* Start *

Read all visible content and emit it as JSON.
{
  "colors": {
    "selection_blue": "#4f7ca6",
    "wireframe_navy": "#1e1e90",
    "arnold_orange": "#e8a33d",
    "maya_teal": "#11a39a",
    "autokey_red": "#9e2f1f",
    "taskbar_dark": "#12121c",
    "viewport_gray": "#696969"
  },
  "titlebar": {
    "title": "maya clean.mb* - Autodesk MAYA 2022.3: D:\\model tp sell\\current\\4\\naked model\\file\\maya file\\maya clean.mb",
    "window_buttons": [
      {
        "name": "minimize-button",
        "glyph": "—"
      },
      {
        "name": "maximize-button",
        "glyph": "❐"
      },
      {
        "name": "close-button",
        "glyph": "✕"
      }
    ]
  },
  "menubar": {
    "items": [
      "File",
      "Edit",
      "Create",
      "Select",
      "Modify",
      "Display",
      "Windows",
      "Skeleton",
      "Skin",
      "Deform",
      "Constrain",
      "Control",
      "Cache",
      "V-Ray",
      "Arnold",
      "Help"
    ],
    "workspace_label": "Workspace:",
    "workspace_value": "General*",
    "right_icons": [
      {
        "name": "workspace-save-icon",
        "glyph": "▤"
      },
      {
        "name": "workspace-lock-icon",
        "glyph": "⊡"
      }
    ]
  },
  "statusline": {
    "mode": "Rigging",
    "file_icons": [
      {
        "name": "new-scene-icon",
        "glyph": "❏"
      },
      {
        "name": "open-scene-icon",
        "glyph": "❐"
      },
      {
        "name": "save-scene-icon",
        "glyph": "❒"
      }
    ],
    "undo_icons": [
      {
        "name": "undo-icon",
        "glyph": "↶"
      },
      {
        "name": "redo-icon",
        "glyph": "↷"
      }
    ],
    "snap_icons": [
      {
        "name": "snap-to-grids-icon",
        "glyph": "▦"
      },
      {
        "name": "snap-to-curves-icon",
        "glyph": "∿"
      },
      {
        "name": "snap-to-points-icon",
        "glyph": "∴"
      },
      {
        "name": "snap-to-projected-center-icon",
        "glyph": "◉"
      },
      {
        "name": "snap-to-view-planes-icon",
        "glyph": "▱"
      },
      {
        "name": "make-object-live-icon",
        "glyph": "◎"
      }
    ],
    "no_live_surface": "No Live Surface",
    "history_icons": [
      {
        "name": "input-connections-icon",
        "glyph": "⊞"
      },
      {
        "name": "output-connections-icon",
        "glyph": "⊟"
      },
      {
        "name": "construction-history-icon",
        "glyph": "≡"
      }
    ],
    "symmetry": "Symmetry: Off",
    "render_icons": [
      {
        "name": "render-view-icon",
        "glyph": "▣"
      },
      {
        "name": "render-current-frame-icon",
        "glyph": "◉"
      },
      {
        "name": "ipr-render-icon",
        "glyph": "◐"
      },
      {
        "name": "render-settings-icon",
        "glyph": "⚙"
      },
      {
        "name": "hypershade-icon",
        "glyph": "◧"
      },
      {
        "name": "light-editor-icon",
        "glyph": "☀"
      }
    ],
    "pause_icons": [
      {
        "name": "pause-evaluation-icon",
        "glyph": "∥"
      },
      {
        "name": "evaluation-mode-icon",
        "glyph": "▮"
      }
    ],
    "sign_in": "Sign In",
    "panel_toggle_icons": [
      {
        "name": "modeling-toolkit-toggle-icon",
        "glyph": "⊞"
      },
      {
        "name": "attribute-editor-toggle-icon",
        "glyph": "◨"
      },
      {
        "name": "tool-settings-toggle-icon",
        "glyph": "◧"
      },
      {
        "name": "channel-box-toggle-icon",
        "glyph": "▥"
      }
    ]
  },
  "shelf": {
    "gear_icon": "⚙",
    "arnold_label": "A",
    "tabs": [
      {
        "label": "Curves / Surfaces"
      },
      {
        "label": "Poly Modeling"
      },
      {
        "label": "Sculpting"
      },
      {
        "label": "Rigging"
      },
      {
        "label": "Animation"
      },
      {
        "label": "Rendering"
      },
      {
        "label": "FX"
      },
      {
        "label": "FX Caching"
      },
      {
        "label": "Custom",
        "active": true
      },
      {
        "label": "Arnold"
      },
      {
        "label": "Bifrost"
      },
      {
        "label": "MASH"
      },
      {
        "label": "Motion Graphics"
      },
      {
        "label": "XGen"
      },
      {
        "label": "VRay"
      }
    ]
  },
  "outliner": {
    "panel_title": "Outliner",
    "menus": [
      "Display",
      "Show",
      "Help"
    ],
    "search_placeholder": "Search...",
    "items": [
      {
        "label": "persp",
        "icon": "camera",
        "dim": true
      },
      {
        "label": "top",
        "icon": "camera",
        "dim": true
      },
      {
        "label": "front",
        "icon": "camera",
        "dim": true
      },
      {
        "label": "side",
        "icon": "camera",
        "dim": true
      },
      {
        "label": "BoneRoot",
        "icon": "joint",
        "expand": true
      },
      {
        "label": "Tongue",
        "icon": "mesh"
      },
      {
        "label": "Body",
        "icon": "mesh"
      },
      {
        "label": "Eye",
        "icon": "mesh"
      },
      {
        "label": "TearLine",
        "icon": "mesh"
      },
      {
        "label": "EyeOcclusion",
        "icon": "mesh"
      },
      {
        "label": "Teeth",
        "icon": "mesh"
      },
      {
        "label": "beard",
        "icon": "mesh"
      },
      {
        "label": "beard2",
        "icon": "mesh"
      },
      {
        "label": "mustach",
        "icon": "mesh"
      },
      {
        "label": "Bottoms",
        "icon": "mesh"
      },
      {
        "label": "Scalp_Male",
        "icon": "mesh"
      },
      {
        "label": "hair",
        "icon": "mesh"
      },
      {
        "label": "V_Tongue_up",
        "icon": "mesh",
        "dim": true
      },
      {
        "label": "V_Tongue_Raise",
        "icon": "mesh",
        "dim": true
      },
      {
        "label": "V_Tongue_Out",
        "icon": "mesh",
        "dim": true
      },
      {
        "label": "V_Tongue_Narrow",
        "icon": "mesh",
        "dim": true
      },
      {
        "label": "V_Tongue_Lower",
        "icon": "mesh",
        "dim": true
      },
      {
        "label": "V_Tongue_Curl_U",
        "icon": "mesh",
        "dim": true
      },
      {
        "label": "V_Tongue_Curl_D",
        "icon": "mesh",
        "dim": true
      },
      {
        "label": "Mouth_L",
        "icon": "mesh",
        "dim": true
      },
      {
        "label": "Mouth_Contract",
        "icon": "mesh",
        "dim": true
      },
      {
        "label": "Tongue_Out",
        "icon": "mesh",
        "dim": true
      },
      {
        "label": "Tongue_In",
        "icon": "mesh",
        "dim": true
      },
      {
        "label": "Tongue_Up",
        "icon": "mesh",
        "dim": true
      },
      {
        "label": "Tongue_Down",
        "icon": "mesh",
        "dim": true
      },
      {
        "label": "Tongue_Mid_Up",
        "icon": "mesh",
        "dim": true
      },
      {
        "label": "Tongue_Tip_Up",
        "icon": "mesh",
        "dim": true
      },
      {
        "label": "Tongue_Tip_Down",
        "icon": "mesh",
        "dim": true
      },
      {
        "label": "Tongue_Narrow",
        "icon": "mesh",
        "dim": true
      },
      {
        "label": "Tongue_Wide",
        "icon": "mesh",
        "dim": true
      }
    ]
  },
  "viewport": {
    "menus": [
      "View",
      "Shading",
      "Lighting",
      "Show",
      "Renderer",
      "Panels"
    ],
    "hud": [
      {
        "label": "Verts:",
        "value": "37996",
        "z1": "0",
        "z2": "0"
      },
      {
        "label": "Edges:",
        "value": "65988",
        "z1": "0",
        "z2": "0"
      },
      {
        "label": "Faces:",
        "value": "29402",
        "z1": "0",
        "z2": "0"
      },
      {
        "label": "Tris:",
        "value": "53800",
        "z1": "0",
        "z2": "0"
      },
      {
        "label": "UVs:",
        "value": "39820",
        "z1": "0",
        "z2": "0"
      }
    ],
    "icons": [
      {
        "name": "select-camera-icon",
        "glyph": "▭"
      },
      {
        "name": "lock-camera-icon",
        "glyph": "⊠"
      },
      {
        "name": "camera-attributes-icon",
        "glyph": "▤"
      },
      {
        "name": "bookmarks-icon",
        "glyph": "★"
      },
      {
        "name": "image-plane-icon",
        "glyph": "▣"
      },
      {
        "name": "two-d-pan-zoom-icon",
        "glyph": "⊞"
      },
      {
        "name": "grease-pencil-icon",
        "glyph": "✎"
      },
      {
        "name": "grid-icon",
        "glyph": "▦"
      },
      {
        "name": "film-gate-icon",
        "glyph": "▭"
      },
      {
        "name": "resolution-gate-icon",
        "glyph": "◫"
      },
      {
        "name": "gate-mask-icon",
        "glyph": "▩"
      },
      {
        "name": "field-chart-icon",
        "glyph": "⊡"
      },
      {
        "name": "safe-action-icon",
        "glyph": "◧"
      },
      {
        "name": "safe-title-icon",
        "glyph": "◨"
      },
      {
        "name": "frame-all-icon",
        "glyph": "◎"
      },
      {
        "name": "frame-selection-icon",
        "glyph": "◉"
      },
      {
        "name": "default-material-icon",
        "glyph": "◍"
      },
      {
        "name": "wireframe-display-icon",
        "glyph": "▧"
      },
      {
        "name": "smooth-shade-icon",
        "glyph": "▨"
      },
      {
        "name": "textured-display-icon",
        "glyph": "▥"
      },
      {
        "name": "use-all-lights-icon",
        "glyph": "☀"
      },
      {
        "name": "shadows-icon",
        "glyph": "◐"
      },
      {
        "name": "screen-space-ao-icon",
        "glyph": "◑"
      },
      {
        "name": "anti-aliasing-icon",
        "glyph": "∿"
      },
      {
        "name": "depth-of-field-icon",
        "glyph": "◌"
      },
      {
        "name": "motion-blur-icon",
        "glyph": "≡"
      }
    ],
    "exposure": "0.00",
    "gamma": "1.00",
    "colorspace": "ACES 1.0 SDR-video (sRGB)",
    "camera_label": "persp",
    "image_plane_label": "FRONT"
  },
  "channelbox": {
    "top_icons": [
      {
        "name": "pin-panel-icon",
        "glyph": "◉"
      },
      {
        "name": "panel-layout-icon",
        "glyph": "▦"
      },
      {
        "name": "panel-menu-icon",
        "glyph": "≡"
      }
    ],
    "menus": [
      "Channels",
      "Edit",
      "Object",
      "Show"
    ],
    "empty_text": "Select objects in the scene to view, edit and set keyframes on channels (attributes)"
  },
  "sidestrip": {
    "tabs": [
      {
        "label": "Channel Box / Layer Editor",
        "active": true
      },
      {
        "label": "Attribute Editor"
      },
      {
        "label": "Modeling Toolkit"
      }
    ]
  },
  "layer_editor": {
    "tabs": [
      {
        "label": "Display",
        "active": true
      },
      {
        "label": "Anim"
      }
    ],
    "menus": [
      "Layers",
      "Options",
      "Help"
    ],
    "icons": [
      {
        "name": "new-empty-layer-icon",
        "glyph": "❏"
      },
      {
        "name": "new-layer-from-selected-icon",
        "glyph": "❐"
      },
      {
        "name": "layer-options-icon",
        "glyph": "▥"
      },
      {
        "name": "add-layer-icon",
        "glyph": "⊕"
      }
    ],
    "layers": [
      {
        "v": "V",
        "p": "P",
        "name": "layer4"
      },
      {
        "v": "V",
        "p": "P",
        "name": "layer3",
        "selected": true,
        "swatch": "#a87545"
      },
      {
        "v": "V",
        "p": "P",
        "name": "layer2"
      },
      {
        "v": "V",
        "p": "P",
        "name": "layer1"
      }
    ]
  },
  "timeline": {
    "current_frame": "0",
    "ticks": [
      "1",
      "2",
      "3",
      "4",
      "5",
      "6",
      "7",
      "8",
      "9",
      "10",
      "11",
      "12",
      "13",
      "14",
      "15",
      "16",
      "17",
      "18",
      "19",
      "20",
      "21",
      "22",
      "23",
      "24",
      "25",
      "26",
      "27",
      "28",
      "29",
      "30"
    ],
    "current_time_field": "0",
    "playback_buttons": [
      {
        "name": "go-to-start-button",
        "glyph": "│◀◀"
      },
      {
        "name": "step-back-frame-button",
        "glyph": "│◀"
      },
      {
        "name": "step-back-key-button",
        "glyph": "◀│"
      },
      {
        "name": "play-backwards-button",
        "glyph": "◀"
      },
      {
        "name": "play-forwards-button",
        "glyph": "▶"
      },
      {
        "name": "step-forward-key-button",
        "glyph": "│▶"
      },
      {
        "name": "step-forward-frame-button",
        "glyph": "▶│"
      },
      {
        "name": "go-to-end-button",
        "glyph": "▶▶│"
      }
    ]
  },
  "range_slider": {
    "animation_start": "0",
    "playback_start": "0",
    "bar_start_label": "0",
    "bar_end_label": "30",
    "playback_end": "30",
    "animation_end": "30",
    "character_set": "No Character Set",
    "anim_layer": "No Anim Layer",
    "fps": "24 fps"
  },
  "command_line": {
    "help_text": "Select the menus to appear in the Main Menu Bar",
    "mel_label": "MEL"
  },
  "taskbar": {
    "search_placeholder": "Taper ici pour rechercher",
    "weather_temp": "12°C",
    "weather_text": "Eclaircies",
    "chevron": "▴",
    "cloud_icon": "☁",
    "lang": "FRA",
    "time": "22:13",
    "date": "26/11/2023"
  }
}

* End *

WHAT YOU WILL DO >> Count up the lines in the listing that hold the word "evaluation", and give that number only.

ANSWER TO THE PROBLEM >> 2